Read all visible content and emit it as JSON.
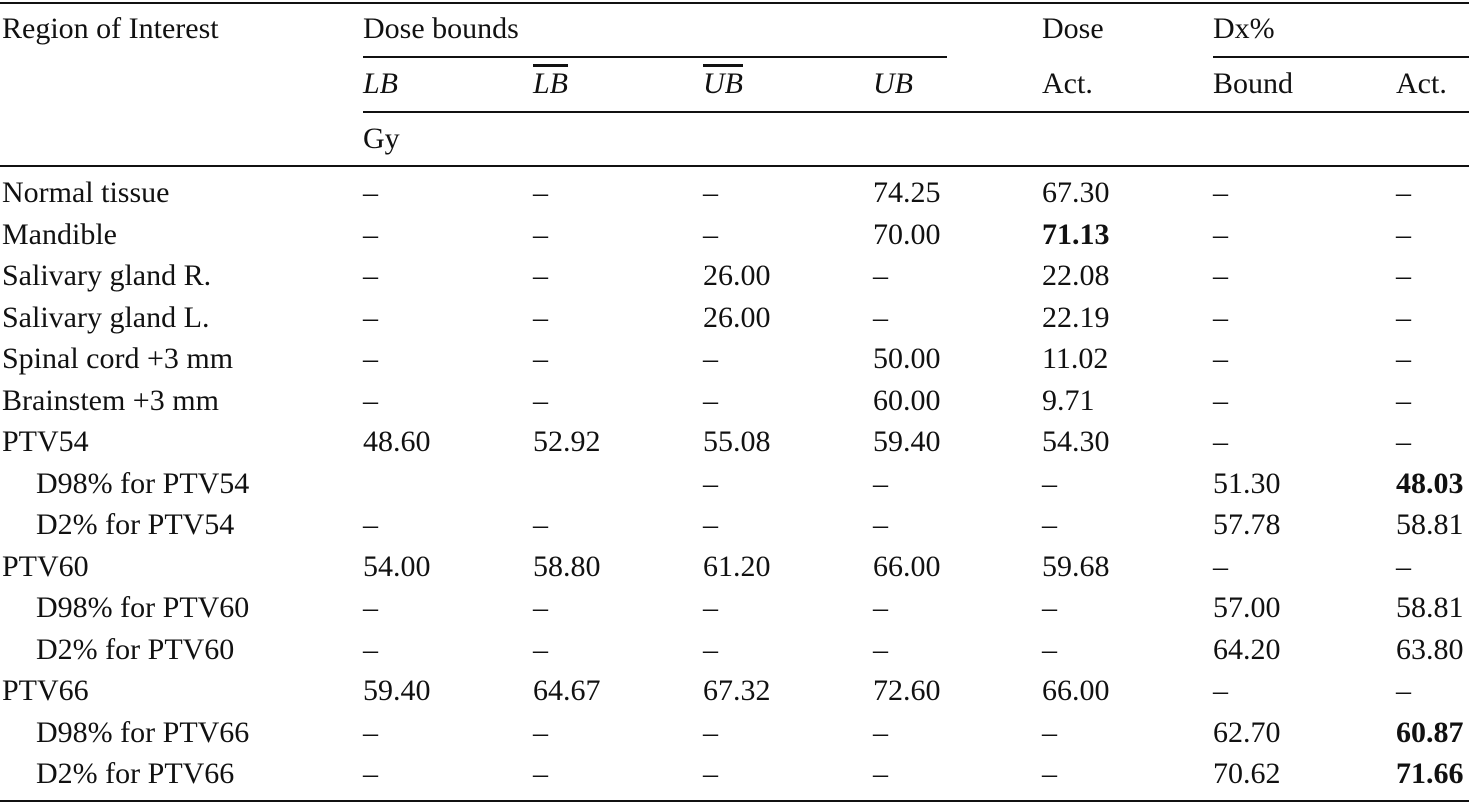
{
  "header": {
    "region_of_interest": "Region of Interest",
    "dose_bounds": "Dose bounds",
    "dose": "Dose",
    "dx_percent": "Dx%",
    "lb": "LB",
    "lb_bar": "LB",
    "ub_bar": "UB",
    "ub": "UB",
    "dose_act": "Act.",
    "dx_bound": "Bound",
    "dx_act": "Act.",
    "unit": "Gy"
  },
  "rows": [
    {
      "label": "Normal tissue",
      "indent": false,
      "lb": "–",
      "lb_bar": "–",
      "ub_bar": "–",
      "ub": "74.25",
      "dose_act": "67.30",
      "dx_bound": "–",
      "dx_act": "–"
    },
    {
      "label": "Mandible",
      "indent": false,
      "lb": "–",
      "lb_bar": "–",
      "ub_bar": "–",
      "ub": "70.00",
      "dose_act": "71.13",
      "dx_bound": "–",
      "dx_act": "–"
    },
    {
      "label": "Salivary gland R.",
      "indent": false,
      "lb": "–",
      "lb_bar": "–",
      "ub_bar": "26.00",
      "ub": "–",
      "dose_act": "22.08",
      "dx_bound": "–",
      "dx_act": "–"
    },
    {
      "label": "Salivary gland L.",
      "indent": false,
      "lb": "–",
      "lb_bar": "–",
      "ub_bar": "26.00",
      "ub": "–",
      "dose_act": "22.19",
      "dx_bound": "–",
      "dx_act": "–"
    },
    {
      "label": "Spinal cord +3 mm",
      "indent": false,
      "lb": "–",
      "lb_bar": "–",
      "ub_bar": "–",
      "ub": "50.00",
      "dose_act": "11.02",
      "dx_bound": "–",
      "dx_act": "–"
    },
    {
      "label": "Brainstem +3 mm",
      "indent": false,
      "lb": "–",
      "lb_bar": "–",
      "ub_bar": "–",
      "ub": "60.00",
      "dose_act": "9.71",
      "dx_bound": "–",
      "dx_act": "–"
    },
    {
      "label": "PTV54",
      "indent": false,
      "lb": "48.60",
      "lb_bar": "52.92",
      "ub_bar": "55.08",
      "ub": "59.40",
      "dose_act": "54.30",
      "dx_bound": "–",
      "dx_act": "–"
    },
    {
      "label": "D98% for PTV54",
      "indent": true,
      "lb": "",
      "lb_bar": "",
      "ub_bar": "–",
      "ub": "–",
      "dose_act": "–",
      "dx_bound": "51.30",
      "dx_act": "48.03"
    },
    {
      "label": "D2% for PTV54",
      "indent": true,
      "lb": "–",
      "lb_bar": "–",
      "ub_bar": "–",
      "ub": "–",
      "dose_act": "–",
      "dx_bound": "57.78",
      "dx_act": "58.81"
    },
    {
      "label": "PTV60",
      "indent": false,
      "lb": "54.00",
      "lb_bar": "58.80",
      "ub_bar": "61.20",
      "ub": "66.00",
      "dose_act": "59.68",
      "dx_bound": "–",
      "dx_act": "–"
    },
    {
      "label": "D98% for PTV60",
      "indent": true,
      "lb": "–",
      "lb_bar": "–",
      "ub_bar": "–",
      "ub": "–",
      "dose_act": "–",
      "dx_bound": "57.00",
      "dx_act": "58.81"
    },
    {
      "label": "D2% for PTV60",
      "indent": true,
      "lb": "–",
      "lb_bar": "–",
      "ub_bar": "–",
      "ub": "–",
      "dose_act": "–",
      "dx_bound": "64.20",
      "dx_act": "63.80"
    },
    {
      "label": "PTV66",
      "indent": false,
      "lb": "59.40",
      "lb_bar": "64.67",
      "ub_bar": "67.32",
      "ub": "72.60",
      "dose_act": "66.00",
      "dx_bound": "–",
      "dx_act": "–"
    },
    {
      "label": "D98% for PTV66",
      "indent": true,
      "lb": "–",
      "lb_bar": "–",
      "ub_bar": "–",
      "ub": "–",
      "dose_act": "–",
      "dx_bound": "62.70",
      "dx_act": "60.87"
    },
    {
      "label": "D2% for PTV66",
      "indent": true,
      "lb": "–",
      "lb_bar": "–",
      "ub_bar": "–",
      "ub": "–",
      "dose_act": "–",
      "dx_bound": "70.62",
      "dx_act": "71.66"
    }
  ],
  "bold_cells": [
    {
      "row": 1,
      "column": "dose_act"
    },
    {
      "row": 7,
      "column": "dx_act"
    },
    {
      "row": 13,
      "column": "dx_act"
    },
    {
      "row": 14,
      "column": "dx_act"
    }
  ]
}
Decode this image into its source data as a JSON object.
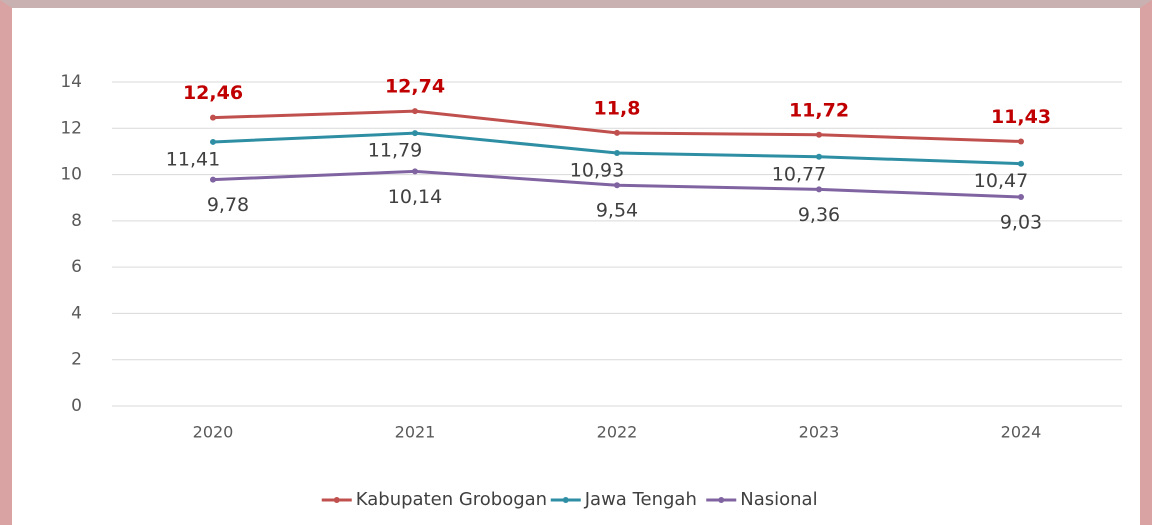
{
  "chart_data": {
    "type": "line",
    "categories": [
      "2020",
      "2021",
      "2022",
      "2023",
      "2024"
    ],
    "series": [
      {
        "name": "Kabupaten Grobogan",
        "color": "#c0504d",
        "values": [
          12.46,
          12.74,
          11.8,
          11.72,
          11.43
        ],
        "value_labels": [
          "12,46",
          "12,74",
          "11,8",
          "11,72",
          "11,43"
        ]
      },
      {
        "name": "Jawa Tengah",
        "color": "#2e8ea3",
        "values": [
          11.41,
          11.79,
          10.93,
          10.77,
          10.47
        ],
        "value_labels": [
          "11,41",
          "11,79",
          "10,93",
          "10,77",
          "10,47"
        ]
      },
      {
        "name": "Nasional",
        "color": "#8064a2",
        "values": [
          9.78,
          10.14,
          9.54,
          9.36,
          9.03
        ],
        "value_labels": [
          "9,78",
          "10,14",
          "9,54",
          "9,36",
          "9,03"
        ]
      }
    ],
    "ylim": [
      0,
      14
    ],
    "yticks": [
      0,
      2,
      4,
      6,
      8,
      10,
      12,
      14
    ],
    "grid": true,
    "legend": "bottom"
  }
}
============================================================
All lines from the one holding "Decode this image" to the end of the listing above need to be duplicated exactly. None of the pictures should be included.

_ANSWER TO THIS TASK_.
Decode this image into its source data as a JSON object.
{
  "chart_data": {
    "type": "line",
    "categories": [
      "2020",
      "2021",
      "2022",
      "2023",
      "2024"
    ],
    "series": [
      {
        "name": "Kabupaten Grobogan",
        "color": "#c0504d",
        "values": [
          12.46,
          12.74,
          11.8,
          11.72,
          11.43
        ],
        "value_labels": [
          "12,46",
          "12,74",
          "11,8",
          "11,72",
          "11,43"
        ]
      },
      {
        "name": "Jawa Tengah",
        "color": "#2e8ea3",
        "values": [
          11.41,
          11.79,
          10.93,
          10.77,
          10.47
        ],
        "value_labels": [
          "11,41",
          "11,79",
          "10,93",
          "10,77",
          "10,47"
        ]
      },
      {
        "name": "Nasional",
        "color": "#8064a2",
        "values": [
          9.78,
          10.14,
          9.54,
          9.36,
          9.03
        ],
        "value_labels": [
          "9,78",
          "10,14",
          "9,54",
          "9,36",
          "9,03"
        ]
      }
    ],
    "ylim": [
      0,
      14
    ],
    "yticks": [
      0,
      2,
      4,
      6,
      8,
      10,
      12,
      14
    ],
    "grid": true,
    "legend": "bottom"
  }
}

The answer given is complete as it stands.